## begin

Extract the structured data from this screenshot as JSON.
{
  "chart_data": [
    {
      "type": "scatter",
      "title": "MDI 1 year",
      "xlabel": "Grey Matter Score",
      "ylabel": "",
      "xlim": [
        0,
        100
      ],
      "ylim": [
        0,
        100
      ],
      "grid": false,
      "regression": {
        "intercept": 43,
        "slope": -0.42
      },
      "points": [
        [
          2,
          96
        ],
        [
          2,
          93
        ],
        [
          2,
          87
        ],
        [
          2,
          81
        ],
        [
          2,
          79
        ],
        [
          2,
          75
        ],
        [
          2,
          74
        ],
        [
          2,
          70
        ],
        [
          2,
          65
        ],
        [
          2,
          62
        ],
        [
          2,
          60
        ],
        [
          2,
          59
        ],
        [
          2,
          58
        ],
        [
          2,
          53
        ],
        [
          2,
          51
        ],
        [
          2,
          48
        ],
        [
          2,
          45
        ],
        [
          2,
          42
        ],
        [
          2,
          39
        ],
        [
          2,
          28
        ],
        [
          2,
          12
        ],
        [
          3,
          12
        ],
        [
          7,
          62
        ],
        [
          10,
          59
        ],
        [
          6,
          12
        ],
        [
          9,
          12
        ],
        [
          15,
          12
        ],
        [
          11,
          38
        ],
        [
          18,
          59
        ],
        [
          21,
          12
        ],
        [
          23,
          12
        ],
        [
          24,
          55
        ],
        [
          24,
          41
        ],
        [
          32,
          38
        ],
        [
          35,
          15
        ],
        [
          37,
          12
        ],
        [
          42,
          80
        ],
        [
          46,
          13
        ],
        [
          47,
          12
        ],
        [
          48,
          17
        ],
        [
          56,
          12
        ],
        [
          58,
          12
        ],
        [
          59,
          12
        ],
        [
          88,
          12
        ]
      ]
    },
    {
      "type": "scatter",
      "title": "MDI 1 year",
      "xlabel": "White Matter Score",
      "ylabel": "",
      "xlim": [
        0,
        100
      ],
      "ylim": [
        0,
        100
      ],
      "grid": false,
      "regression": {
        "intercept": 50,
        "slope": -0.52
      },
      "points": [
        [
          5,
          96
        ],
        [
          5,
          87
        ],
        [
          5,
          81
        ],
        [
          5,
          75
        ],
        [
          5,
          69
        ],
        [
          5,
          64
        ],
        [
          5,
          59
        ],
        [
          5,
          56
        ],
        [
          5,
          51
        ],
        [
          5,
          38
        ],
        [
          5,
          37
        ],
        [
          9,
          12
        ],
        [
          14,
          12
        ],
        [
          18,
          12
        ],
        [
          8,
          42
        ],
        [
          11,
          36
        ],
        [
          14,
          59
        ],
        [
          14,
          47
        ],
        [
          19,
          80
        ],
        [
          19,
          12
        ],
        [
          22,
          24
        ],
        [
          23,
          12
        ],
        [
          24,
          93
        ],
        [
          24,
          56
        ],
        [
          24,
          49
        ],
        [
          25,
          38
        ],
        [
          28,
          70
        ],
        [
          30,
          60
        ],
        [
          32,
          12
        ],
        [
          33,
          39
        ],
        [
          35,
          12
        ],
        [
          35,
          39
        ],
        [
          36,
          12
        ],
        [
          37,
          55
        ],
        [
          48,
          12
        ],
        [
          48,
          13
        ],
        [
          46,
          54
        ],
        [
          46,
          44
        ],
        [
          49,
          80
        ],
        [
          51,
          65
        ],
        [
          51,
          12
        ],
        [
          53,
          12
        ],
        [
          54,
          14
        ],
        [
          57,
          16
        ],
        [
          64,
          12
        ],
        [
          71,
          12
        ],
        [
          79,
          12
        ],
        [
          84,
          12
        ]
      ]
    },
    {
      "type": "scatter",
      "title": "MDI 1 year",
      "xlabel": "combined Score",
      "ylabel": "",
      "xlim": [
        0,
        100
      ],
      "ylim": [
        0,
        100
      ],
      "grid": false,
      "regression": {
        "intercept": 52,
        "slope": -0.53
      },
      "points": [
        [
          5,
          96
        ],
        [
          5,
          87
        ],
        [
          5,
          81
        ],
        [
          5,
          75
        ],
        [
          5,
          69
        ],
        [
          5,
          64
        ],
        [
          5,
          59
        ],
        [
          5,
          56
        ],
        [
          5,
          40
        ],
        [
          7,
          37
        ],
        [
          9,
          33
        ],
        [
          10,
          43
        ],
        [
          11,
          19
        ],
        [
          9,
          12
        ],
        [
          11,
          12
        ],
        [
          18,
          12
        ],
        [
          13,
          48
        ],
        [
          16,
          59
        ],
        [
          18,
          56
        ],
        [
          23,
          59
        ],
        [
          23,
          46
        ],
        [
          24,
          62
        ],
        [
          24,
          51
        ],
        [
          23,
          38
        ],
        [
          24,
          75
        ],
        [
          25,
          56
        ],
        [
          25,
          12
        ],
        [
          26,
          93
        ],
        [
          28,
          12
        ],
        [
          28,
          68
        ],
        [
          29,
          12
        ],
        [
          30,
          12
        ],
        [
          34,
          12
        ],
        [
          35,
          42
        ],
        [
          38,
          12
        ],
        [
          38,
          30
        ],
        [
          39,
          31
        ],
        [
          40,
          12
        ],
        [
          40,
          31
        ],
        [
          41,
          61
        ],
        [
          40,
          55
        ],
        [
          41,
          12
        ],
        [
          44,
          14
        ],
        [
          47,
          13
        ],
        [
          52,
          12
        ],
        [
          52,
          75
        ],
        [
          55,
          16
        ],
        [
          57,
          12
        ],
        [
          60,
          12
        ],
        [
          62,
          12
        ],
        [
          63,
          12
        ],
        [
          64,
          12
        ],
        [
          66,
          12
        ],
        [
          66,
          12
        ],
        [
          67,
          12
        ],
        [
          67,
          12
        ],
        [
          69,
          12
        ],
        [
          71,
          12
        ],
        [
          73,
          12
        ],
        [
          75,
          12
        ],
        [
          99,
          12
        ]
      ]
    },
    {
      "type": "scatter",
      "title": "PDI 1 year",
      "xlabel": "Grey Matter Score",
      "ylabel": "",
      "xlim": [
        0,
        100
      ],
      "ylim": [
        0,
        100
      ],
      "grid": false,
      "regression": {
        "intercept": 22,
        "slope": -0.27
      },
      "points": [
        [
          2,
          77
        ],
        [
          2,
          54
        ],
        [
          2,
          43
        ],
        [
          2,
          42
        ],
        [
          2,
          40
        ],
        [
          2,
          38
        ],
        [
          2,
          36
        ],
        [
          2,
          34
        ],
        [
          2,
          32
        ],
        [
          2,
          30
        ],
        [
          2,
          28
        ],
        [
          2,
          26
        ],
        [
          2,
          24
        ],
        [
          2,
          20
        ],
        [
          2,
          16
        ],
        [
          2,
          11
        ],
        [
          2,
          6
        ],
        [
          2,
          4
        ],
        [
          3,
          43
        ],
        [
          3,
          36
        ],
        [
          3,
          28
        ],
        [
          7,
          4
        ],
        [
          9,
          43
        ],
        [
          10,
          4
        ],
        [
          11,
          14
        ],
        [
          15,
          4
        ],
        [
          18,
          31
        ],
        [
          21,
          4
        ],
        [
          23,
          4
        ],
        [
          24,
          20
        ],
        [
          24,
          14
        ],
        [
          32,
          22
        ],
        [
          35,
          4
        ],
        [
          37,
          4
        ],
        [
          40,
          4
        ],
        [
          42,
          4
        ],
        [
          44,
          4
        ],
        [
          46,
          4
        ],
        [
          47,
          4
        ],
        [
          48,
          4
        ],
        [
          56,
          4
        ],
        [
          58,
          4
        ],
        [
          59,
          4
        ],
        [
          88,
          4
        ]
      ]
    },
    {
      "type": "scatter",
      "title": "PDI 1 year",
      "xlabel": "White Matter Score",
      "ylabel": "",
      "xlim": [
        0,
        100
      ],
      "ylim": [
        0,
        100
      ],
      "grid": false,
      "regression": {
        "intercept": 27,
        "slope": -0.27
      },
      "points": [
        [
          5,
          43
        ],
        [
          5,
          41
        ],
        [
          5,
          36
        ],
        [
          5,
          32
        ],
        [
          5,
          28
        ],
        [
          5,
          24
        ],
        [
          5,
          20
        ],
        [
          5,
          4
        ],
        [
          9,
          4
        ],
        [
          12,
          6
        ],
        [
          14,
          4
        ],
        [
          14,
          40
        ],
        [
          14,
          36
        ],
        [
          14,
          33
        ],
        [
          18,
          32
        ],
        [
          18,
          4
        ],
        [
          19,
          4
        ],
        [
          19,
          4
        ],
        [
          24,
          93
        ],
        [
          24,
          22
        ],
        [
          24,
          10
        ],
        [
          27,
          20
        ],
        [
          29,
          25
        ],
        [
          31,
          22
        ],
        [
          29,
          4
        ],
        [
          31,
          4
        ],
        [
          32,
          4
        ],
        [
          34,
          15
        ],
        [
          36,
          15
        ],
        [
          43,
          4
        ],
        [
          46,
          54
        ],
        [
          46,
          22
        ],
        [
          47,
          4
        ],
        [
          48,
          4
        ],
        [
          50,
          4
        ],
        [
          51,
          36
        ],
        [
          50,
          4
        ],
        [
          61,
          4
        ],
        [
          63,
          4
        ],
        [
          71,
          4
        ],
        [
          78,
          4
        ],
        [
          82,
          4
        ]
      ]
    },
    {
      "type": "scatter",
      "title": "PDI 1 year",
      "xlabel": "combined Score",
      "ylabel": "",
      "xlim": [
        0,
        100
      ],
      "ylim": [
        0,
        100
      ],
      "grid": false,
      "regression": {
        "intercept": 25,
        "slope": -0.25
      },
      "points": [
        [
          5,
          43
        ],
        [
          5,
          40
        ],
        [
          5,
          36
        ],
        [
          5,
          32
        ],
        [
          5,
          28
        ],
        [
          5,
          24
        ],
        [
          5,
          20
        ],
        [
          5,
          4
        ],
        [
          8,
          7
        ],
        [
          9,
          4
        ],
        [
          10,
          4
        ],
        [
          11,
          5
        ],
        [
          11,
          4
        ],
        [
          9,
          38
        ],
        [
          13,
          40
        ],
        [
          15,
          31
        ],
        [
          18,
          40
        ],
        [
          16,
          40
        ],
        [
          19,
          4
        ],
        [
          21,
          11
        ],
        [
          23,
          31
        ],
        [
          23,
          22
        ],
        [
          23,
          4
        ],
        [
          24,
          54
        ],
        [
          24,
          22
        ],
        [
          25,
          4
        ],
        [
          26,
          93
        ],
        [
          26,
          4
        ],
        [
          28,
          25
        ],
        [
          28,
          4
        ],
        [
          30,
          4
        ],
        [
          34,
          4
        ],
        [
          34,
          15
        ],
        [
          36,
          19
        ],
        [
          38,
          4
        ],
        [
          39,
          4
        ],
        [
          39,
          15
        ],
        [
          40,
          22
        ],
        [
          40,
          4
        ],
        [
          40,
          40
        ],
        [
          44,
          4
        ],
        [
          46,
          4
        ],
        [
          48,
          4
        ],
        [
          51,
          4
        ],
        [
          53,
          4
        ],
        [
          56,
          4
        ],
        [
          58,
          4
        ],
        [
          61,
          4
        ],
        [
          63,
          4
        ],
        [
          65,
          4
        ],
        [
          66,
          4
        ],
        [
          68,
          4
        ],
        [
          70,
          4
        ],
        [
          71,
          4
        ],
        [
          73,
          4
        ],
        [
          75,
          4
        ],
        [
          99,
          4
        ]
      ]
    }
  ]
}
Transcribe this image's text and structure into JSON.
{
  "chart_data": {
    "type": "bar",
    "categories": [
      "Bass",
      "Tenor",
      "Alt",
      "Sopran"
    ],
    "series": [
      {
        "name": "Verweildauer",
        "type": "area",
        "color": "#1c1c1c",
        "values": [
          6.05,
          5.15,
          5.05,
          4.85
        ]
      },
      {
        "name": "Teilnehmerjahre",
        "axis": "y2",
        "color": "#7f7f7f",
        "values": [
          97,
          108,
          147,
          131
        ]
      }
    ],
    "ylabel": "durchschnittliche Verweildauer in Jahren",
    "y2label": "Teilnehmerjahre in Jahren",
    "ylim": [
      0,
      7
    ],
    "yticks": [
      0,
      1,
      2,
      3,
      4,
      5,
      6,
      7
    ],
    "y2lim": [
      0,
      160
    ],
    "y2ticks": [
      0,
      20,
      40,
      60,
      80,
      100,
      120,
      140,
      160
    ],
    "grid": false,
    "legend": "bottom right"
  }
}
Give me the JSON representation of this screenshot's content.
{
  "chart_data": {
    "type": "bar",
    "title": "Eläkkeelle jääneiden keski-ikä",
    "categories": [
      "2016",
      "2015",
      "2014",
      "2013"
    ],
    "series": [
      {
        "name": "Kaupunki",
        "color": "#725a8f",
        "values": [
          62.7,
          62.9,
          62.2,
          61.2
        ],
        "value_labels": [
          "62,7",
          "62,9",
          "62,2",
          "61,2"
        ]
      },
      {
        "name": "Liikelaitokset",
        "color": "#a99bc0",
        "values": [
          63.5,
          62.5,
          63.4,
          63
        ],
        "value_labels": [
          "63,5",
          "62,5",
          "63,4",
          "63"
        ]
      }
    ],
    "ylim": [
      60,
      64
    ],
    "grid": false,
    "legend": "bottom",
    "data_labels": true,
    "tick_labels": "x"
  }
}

## end

- [Given task]:
Show every line that contains the word "this".

- [Correct response]:
Extract the structured data from this screenshot as JSON.
Transcribe this image's text and structure into JSON.
Give me the JSON representation of this screenshot's content.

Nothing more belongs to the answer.